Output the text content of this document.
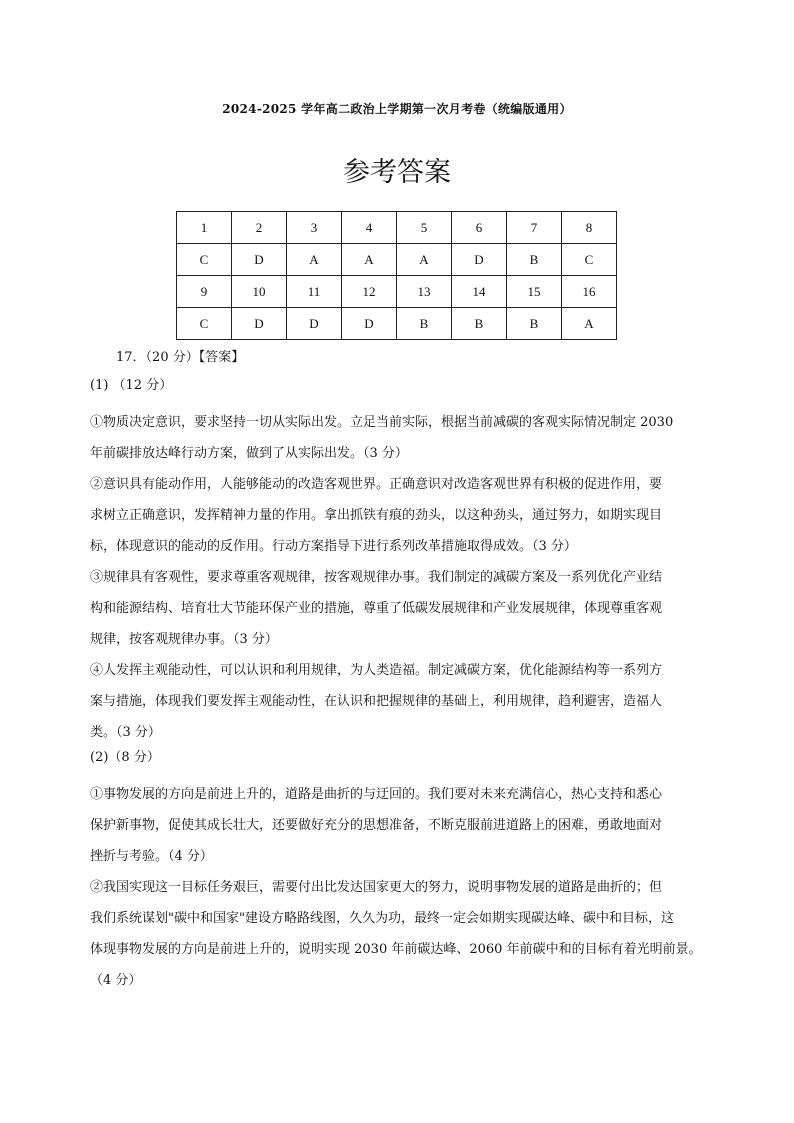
2024-2025 学年高二政治上学期第一次月考卷（统编版通用）
参考答案
1	2	3	4	5	6	7	8
C	D	A	A	A	D	B	C
9	10	11	12	13	14	15	16
C	D	D	D	B	B	B	A
17．（20 分）【答案】
(1) （12 分）
①物质决定意识，要求坚持一切从实际出发。立足当前实际，根据当前减碳的客观实际情况制定 2030
年前碳排放达峰行动方案，做到了从实际出发。（3 分）
②意识具有能动作用，人能够能动的改造客观世界。正确意识对改造客观世界有积极的促进作用，要
求树立正确意识，发挥精神力量的作用。拿出抓铁有痕的劲头，以这种劲头，通过努力，如期实现目
标，体现意识的能动的反作用。行动方案指导下进行系列改革措施取得成效。（3 分）
③规律具有客观性，要求尊重客观规律，按客观规律办事。我们制定的减碳方案及一系列优化产业结
构和能源结构、培育壮大节能环保产业的措施，尊重了低碳发展规律和产业发展规律，体现尊重客观
规律，按客观规律办事。（3 分）
④人发挥主观能动性，可以认识和利用规律，为人类造福。制定减碳方案，优化能源结构等一系列方
案与措施，体现我们要发挥主观能动性，在认识和把握规律的基础上，利用规律，趋利避害，造福人
类。（3 分）
(2)（8 分）
①事物发展的方向是前进上升的，道路是曲折的与迂回的。我们要对未来充满信心，热心支持和悉心
保护新事物，促使其成长壮大，还要做好充分的思想准备，不断克服前进道路上的困难，勇敢地面对
挫折与考验。（4 分）
②我国实现这一目标任务艰巨，需要付出比发达国家更大的努力，说明事物发展的道路是曲折的；但
我们系统谋划"碳中和国家"建设方略路线图，久久为功，最终一定会如期实现碳达峰、碳中和目标，这
体现事物发展的方向是前进上升的，说明实现 2030 年前碳达峰、2060 年前碳中和的目标有着光明前景。
（4 分）
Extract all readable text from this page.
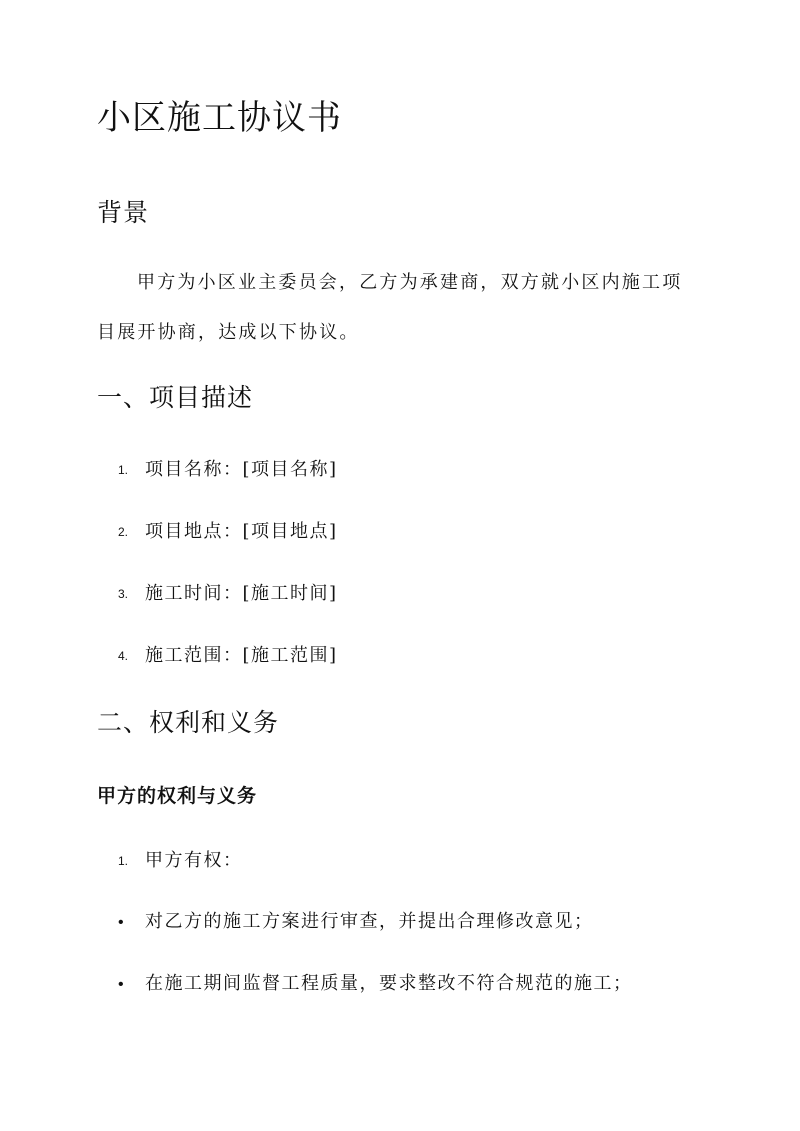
小区施工协议书
背景
甲方为小区业主委员会，乙方为承建商，双方就小区内施工项
目展开协商，达成以下协议。
一、项目描述
1. 项目名称：[项目名称]
2. 项目地点：[项目地点]
3. 施工时间：[施工时间]
4. 施工范围：[施工范围]
二、权利和义务
甲方的权利与义务
1. 甲方有权：
• 对乙方的施工方案进行审查，并提出合理修改意见；
• 在施工期间监督工程质量，要求整改不符合规范的施工；
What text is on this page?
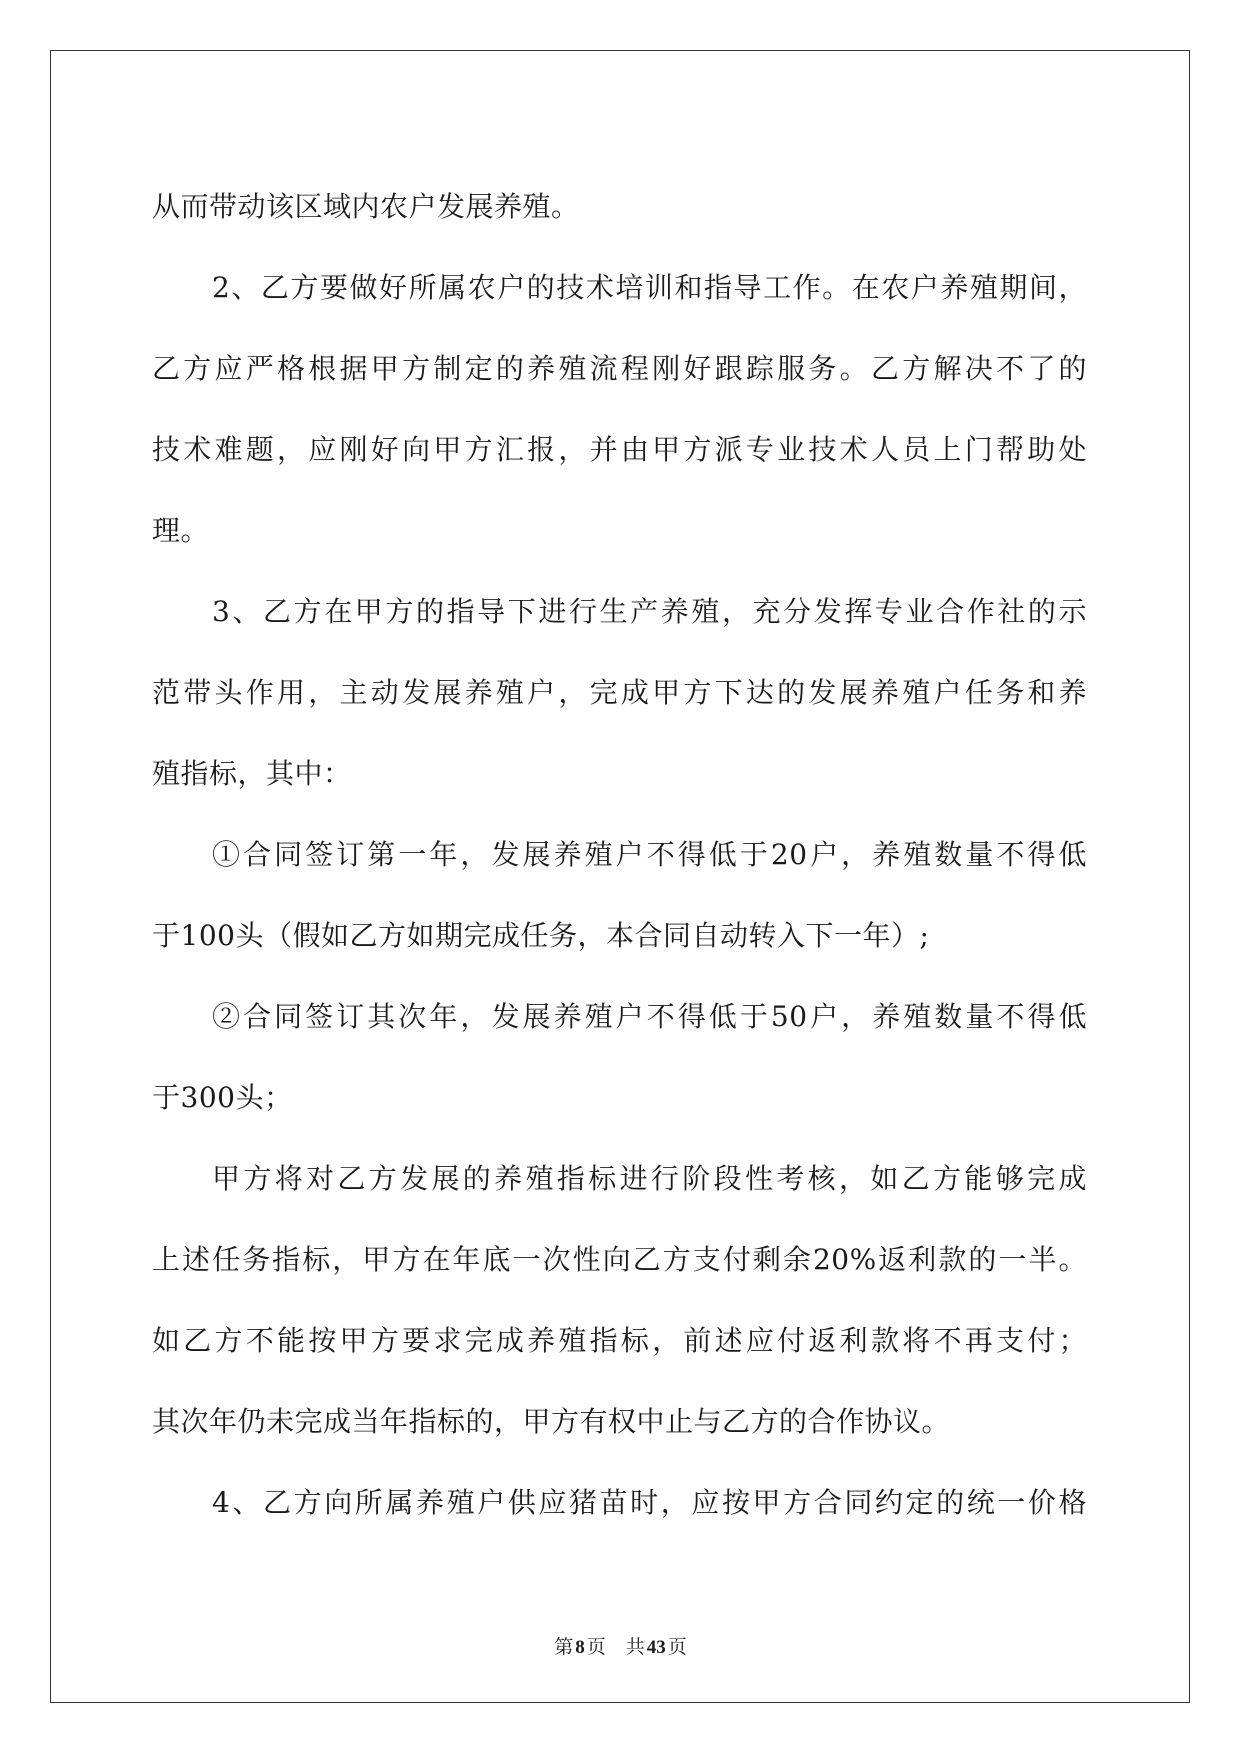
从而带动该区域内农户发展养殖。
2、乙方要做好所属农户的技术培训和指导工作。在农户养殖期间，
乙方应严格根据甲方制定的养殖流程刚好跟踪服务。乙方解决不了的
技术难题，应刚好向甲方汇报，并由甲方派专业技术人员上门帮助处
理。
3、乙方在甲方的指导下进行生产养殖，充分发挥专业合作社的示
范带头作用，主动发展养殖户，完成甲方下达的发展养殖户任务和养
殖指标，其中：
①合同签订第一年，发展养殖户不得低于20户，养殖数量不得低
于100头（假如乙方如期完成任务，本合同自动转入下一年）;
②合同签订其次年，发展养殖户不得低于50户，养殖数量不得低
于300头；
甲方将对乙方发展的养殖指标进行阶段性考核，如乙方能够完成
上述任务指标，甲方在年底一次性向乙方支付剩余20%返利款的一半。
如乙方不能按甲方要求完成养殖指标，前述应付返利款将不再支付；
其次年仍未完成当年指标的，甲方有权中止与乙方的合作协议。
4、乙方向所属养殖户供应猪苗时，应按甲方合同约定的统一价格
第 8 页 共 43 页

◆ Exercise directions
Report how many lines of the preceding records include "this". Output the number only.

◆ Expected output
3